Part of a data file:
-- start --

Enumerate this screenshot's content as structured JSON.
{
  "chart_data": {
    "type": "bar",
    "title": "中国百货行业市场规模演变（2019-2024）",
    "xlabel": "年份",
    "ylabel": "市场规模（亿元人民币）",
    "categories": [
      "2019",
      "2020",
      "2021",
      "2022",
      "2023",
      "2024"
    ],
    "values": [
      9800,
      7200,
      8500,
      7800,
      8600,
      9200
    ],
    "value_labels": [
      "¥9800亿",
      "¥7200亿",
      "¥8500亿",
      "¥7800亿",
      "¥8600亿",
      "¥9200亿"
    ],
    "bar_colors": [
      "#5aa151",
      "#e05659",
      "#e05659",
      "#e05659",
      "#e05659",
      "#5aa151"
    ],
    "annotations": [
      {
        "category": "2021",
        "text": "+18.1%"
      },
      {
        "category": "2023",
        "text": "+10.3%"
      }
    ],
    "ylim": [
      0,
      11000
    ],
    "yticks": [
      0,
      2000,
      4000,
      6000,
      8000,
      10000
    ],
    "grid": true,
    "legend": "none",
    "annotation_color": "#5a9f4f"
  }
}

-- end --

* DIRECTIONS: Reproduce every line of the data verbatim.

* ANSWER TO THE TASK:
Enumerate this screenshot's content as structured JSON.
{
  "chart_data": {
    "type": "bar",
    "title": "中国百货行业市场规模演变（2019-2024）",
    "xlabel": "年份",
    "ylabel": "市场规模（亿元人民币）",
    "categories": [
      "2019",
      "2020",
      "2021",
      "2022",
      "2023",
      "2024"
    ],
    "values": [
      9800,
      7200,
      8500,
      7800,
      8600,
      9200
    ],
    "value_labels": [
      "¥9800亿",
      "¥7200亿",
      "¥8500亿",
      "¥7800亿",
      "¥8600亿",
      "¥9200亿"
    ],
    "bar_colors": [
      "#5aa151",
      "#e05659",
      "#e05659",
      "#e05659",
      "#e05659",
      "#5aa151"
    ],
    "annotations": [
      {
        "category": "2021",
        "text": "+18.1%"
      },
      {
        "category": "2023",
        "text": "+10.3%"
      }
    ],
    "ylim": [
      0,
      11000
    ],
    "yticks": [
      0,
      2000,
      4000,
      6000,
      8000,
      10000
    ],
    "grid": true,
    "legend": "none",
    "annotation_color": "#5a9f4f"
  }
}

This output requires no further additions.